-- PROVIDED RECORDS start --
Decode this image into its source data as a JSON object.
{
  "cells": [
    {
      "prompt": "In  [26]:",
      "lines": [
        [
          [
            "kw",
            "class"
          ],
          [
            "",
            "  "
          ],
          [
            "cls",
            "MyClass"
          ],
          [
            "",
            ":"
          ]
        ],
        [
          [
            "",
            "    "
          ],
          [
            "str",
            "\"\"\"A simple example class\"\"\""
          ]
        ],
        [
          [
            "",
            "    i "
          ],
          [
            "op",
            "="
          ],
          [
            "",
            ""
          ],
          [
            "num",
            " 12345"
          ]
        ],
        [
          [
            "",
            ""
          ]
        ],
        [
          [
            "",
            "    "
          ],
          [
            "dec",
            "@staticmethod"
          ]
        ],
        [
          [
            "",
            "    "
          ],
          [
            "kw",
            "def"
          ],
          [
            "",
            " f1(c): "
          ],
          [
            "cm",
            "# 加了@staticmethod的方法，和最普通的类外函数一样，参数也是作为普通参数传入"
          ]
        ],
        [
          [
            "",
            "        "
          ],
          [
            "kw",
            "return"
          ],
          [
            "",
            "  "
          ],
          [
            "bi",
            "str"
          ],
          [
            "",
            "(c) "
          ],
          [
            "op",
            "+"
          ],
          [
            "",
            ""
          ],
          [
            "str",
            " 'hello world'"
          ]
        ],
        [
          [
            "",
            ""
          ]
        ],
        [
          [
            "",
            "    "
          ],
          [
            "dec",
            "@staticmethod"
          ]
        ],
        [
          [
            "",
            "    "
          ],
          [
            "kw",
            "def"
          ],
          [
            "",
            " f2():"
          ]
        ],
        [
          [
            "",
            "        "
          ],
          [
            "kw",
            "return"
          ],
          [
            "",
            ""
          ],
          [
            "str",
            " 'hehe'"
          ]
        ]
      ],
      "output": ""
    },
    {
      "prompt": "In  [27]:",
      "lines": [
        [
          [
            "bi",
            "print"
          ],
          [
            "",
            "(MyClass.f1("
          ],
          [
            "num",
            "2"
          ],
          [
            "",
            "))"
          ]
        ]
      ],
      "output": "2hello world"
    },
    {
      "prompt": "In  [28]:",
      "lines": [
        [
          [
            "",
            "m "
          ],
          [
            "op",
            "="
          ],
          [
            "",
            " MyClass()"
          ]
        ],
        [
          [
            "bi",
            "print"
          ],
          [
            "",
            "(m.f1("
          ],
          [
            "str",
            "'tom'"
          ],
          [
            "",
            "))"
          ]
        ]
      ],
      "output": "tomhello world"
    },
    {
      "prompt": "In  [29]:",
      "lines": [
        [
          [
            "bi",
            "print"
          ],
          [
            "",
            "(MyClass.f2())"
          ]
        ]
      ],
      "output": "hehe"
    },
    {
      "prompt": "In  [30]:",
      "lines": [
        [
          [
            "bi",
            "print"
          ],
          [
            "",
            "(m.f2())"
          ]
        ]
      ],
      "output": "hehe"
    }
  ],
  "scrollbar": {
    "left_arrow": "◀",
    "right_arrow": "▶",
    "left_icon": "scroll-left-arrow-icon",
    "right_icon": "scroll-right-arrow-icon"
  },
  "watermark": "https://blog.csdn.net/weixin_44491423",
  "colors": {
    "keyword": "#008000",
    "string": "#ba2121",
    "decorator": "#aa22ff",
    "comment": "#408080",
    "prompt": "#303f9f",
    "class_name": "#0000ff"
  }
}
-- PROVIDED RECORDS end --
- WHAT IS EXPECTED
The listing above should be transcribed in full, exactly as written.

- THE ANSWER
Decode this image into its source data as a JSON object.
{
  "cells": [
    {
      "prompt": "In  [26]:",
      "lines": [
        [
          [
            "kw",
            "class"
          ],
          [
            "",
            "  "
          ],
          [
            "cls",
            "MyClass"
          ],
          [
            "",
            ":"
          ]
        ],
        [
          [
            "",
            "    "
          ],
          [
            "str",
            "\"\"\"A simple example class\"\"\""
          ]
        ],
        [
          [
            "",
            "    i "
          ],
          [
            "op",
            "="
          ],
          [
            "",
            ""
          ],
          [
            "num",
            " 12345"
          ]
        ],
        [
          [
            "",
            ""
          ]
        ],
        [
          [
            "",
            "    "
          ],
          [
            "dec",
            "@staticmethod"
          ]
        ],
        [
          [
            "",
            "    "
          ],
          [
            "kw",
            "def"
          ],
          [
            "",
            " f1(c): "
          ],
          [
            "cm",
            "# 加了@staticmethod的方法，和最普通的类外函数一样，参数也是作为普通参数传入"
          ]
        ],
        [
          [
            "",
            "        "
          ],
          [
            "kw",
            "return"
          ],
          [
            "",
            "  "
          ],
          [
            "bi",
            "str"
          ],
          [
            "",
            "(c) "
          ],
          [
            "op",
            "+"
          ],
          [
            "",
            ""
          ],
          [
            "str",
            " 'hello world'"
          ]
        ],
        [
          [
            "",
            ""
          ]
        ],
        [
          [
            "",
            "    "
          ],
          [
            "dec",
            "@staticmethod"
          ]
        ],
        [
          [
            "",
            "    "
          ],
          [
            "kw",
            "def"
          ],
          [
            "",
            " f2():"
          ]
        ],
        [
          [
            "",
            "        "
          ],
          [
            "kw",
            "return"
          ],
          [
            "",
            ""
          ],
          [
            "str",
            " 'hehe'"
          ]
        ]
      ],
      "output": ""
    },
    {
      "prompt": "In  [27]:",
      "lines": [
        [
          [
            "bi",
            "print"
          ],
          [
            "",
            "(MyClass.f1("
          ],
          [
            "num",
            "2"
          ],
          [
            "",
            "))"
          ]
        ]
      ],
      "output": "2hello world"
    },
    {
      "prompt": "In  [28]:",
      "lines": [
        [
          [
            "",
            "m "
          ],
          [
            "op",
            "="
          ],
          [
            "",
            " MyClass()"
          ]
        ],
        [
          [
            "bi",
            "print"
          ],
          [
            "",
            "(m.f1("
          ],
          [
            "str",
            "'tom'"
          ],
          [
            "",
            "))"
          ]
        ]
      ],
      "output": "tomhello world"
    },
    {
      "prompt": "In  [29]:",
      "lines": [
        [
          [
            "bi",
            "print"
          ],
          [
            "",
            "(MyClass.f2())"
          ]
        ]
      ],
      "output": "hehe"
    },
    {
      "prompt": "In  [30]:",
      "lines": [
        [
          [
            "bi",
            "print"
          ],
          [
            "",
            "(m.f2())"
          ]
        ]
      ],
      "output": "hehe"
    }
  ],
  "scrollbar": {
    "left_arrow": "◀",
    "right_arrow": "▶",
    "left_icon": "scroll-left-arrow-icon",
    "right_icon": "scroll-right-arrow-icon"
  },
  "watermark": "https://blog.csdn.net/weixin_44491423",
  "colors": {
    "keyword": "#008000",
    "string": "#ba2121",
    "decorator": "#aa22ff",
    "comment": "#408080",
    "prompt": "#303f9f",
    "class_name": "#0000ff"
  }
}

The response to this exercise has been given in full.